Sort through the entries below and pull out lines containing the word "Upper".

--- begin SUPPLIED RECORDS ---

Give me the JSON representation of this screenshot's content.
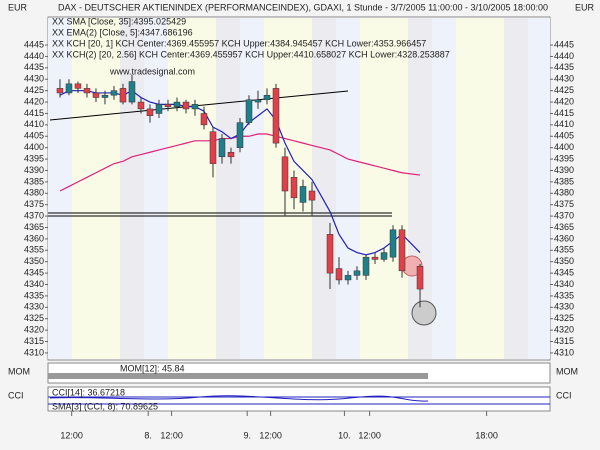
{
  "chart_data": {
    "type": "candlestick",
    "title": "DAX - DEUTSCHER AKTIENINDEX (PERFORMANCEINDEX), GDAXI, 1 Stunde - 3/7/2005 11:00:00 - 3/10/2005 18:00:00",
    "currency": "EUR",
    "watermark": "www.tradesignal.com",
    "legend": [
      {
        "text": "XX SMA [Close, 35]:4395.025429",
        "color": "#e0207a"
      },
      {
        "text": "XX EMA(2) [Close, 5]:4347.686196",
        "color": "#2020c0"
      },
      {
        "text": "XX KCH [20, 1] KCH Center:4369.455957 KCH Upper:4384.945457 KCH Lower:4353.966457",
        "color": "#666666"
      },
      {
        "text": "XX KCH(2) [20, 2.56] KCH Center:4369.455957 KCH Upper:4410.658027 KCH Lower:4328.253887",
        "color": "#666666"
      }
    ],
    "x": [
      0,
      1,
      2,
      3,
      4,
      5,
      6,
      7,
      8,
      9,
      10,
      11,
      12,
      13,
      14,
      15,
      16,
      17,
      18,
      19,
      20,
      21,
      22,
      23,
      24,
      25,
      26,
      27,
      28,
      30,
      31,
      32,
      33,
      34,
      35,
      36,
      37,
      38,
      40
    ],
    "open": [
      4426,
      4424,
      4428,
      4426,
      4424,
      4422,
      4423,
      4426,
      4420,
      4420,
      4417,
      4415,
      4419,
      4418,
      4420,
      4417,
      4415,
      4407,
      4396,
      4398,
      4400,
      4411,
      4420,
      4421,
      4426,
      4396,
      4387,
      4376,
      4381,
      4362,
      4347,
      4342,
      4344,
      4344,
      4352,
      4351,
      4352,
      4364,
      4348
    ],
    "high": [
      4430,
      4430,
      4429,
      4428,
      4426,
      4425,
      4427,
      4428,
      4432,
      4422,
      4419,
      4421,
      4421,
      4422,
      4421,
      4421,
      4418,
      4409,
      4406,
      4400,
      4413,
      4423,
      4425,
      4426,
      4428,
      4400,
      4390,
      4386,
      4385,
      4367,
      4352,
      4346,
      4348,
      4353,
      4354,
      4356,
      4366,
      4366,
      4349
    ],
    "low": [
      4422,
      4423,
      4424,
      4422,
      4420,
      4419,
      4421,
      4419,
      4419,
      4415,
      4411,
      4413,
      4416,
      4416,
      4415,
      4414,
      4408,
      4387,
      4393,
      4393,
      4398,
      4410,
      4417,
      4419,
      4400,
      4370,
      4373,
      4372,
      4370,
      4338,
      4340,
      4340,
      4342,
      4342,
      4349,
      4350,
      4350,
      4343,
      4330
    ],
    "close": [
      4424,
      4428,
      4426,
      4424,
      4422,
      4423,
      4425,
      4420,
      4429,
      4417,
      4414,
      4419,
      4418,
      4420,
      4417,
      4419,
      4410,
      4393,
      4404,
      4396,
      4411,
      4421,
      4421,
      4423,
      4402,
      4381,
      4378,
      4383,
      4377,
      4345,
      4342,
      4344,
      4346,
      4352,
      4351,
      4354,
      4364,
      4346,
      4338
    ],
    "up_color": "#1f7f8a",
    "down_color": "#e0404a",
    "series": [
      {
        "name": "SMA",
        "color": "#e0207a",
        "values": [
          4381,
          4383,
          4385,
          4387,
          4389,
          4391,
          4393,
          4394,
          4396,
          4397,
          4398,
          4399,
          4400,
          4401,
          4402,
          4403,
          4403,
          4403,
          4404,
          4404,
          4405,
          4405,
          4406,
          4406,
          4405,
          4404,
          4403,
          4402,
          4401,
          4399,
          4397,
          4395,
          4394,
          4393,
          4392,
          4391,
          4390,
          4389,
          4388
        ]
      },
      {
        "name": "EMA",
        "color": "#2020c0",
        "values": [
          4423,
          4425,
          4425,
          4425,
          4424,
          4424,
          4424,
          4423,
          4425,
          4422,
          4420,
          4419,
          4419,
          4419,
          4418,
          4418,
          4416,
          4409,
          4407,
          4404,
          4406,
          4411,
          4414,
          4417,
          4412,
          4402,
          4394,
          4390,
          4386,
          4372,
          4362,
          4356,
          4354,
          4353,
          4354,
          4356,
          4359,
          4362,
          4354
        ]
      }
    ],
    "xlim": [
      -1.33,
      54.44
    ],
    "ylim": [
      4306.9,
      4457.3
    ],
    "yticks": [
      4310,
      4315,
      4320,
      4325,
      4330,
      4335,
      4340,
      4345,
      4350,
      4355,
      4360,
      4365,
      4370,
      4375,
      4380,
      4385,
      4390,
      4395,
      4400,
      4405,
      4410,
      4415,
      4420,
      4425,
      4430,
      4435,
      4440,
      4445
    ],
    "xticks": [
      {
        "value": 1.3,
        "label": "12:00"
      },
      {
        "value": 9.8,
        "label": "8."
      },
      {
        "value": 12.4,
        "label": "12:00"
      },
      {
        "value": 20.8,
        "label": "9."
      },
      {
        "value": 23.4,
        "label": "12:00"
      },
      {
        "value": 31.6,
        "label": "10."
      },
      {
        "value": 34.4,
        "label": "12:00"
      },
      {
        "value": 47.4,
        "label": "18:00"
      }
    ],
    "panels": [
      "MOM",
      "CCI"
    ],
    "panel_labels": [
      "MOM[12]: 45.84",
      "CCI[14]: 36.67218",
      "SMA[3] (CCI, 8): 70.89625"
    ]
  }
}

--- end SUPPLIED RECORDS ---

EXERCISE SOLUTION |
        "text": "XX KCH [20, 1] KCH Center:4369.455957 KCH Upper:4384.945457 KCH Lower:4353.966457",
        "text": "XX KCH(2) [20, 2.56] KCH Center:4369.455957 KCH Upper:4410.658027 KCH Lower:4328.253887",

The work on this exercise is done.